Information given:
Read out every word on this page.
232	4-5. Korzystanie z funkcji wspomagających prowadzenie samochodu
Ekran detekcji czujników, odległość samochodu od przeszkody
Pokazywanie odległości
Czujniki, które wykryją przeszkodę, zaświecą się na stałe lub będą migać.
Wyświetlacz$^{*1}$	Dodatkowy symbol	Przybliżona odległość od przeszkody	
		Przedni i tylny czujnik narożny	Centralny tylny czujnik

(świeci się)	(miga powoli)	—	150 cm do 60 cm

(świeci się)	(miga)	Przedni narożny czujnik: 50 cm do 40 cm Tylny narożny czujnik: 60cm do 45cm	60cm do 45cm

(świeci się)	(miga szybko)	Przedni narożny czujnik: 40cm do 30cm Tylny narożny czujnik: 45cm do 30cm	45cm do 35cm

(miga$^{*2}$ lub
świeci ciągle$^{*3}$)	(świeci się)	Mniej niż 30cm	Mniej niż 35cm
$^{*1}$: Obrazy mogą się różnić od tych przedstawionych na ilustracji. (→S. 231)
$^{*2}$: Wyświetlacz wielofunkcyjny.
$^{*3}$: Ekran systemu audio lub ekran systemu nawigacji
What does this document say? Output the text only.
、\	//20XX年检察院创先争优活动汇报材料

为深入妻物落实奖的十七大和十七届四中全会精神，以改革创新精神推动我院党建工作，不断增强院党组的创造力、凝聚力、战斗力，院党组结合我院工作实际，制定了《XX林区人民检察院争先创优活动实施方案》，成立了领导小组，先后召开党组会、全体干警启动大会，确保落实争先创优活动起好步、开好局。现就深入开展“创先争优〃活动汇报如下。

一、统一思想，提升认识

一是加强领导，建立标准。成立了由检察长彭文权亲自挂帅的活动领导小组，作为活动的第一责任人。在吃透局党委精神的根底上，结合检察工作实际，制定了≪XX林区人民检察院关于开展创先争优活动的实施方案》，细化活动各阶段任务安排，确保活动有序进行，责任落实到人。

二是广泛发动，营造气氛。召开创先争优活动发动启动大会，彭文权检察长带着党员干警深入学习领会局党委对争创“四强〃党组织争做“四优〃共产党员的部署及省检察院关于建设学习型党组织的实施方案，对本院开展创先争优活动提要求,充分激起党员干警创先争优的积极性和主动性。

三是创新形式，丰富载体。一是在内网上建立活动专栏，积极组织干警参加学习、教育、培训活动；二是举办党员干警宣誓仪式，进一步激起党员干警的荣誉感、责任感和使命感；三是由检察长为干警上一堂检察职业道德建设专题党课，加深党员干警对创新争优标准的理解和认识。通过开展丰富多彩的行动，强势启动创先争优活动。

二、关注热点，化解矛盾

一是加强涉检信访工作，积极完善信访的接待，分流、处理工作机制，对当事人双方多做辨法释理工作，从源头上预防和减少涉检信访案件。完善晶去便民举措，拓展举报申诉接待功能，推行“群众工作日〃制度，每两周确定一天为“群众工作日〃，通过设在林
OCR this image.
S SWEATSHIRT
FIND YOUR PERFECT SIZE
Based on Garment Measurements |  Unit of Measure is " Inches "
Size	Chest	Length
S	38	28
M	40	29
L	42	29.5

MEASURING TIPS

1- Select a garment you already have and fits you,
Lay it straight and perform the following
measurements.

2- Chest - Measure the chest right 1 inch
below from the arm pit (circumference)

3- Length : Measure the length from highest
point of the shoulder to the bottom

Aim of the exercise: All of the material above needs to be retyped word for word.

Worked solution:
Read out every word on this page.
232	4-5. Korzystanie z funkcji wspomagających prowadzenie samochodu
Ekran detekcji czujników, odległość samochodu od przeszkody
Pokazywanie odległości
Czujniki, które wykryją przeszkodę, zaświecą się na stałe lub będą migać.
Wyświetlacz$^{*1}$	Dodatkowy symbol	Przybliżona odległość od przeszkody	
		Przedni i tylny czujnik narożny	Centralny tylny czujnik

(świeci się)	(miga powoli)	—	150 cm do 60 cm

(świeci się)	(miga)	Przedni narożny czujnik: 50 cm do 40 cm Tylny narożny czujnik: 60cm do 45cm	60cm do 45cm

(świeci się)	(miga szybko)	Przedni narożny czujnik: 40cm do 30cm Tylny narożny czujnik: 45cm do 30cm	45cm do 35cm

(miga$^{*2}$ lub
świeci ciągle$^{*3}$)	(świeci się)	Mniej niż 30cm	Mniej niż 35cm
$^{*1}$: Obrazy mogą się różnić od tych przedstawionych na ilustracji. (→S. 231)
$^{*2}$: Wyświetlacz wielofunkcyjny.
$^{*3}$: Ekran systemu audio lub ekran systemu nawigacji
What does this document say? Output the text only.
、\	//20XX年检察院创先争优活动汇报材料

为深入妻物落实奖的十七大和十七届四中全会精神，以改革创新精神推动我院党建工作，不断增强院党组的创造力、凝聚力、战斗力，院党组结合我院工作实际，制定了《XX林区人民检察院争先创优活动实施方案》，成立了领导小组，先后召开党组会、全体干警启动大会，确保落实争先创优活动起好步、开好局。现就深入开展“创先争优〃活动汇报如下。

一、统一思想，提升认识

一是加强领导，建立标准。成立了由检察长彭文权亲自挂帅的活动领导小组，作为活动的第一责任人。在吃透局党委精神的根底上，结合检察工作实际，制定了≪XX林区人民检察院关于开展创先争优活动的实施方案》，细化活动各阶段任务安排，确保活动有序进行，责任落实到人。

二是广泛发动，营造气氛。召开创先争优活动发动启动大会，彭文权检察长带着党员干警深入学习领会局党委对争创“四强〃党组织争做“四优〃共产党员的部署及省检察院关于建设学习型党组织的实施方案，对本院开展创先争优活动提要求,充分激起党员干警创先争优的积极性和主动性。

三是创新形式，丰富载体。一是在内网上建立活动专栏，积极组织干警参加学习、教育、培训活动；二是举办党员干警宣誓仪式，进一步激起党员干警的荣誉感、责任感和使命感；三是由检察长为干警上一堂检察职业道德建设专题党课，加深党员干警对创新争优标准的理解和认识。通过开展丰富多彩的行动，强势启动创先争优活动。

二、关注热点，化解矛盾

一是加强涉检信访工作，积极完善信访的接待，分流、处理工作机制，对当事人双方多做辨法释理工作，从源头上预防和减少涉检信访案件。完善晶去便民举措，拓展举报申诉接待功能，推行“群众工作日〃制度，每两周确定一天为“群众工作日〃，通过设在林
OCR this image.
S SWEATSHIRT
FIND YOUR PERFECT SIZE
Based on Garment Measurements |  Unit of Measure is " Inches "
Size	Chest	Length
S	38	28
M	40	29
L	42	29.5

MEASURING TIPS

1- Select a garment you already have and fits you,
Lay it straight and perform the following
measurements.

2- Chest - Measure the chest right 1 inch
below from the arm pit (circumference)

3- Length : Measure the length from highest
point of the shoulder to the bottom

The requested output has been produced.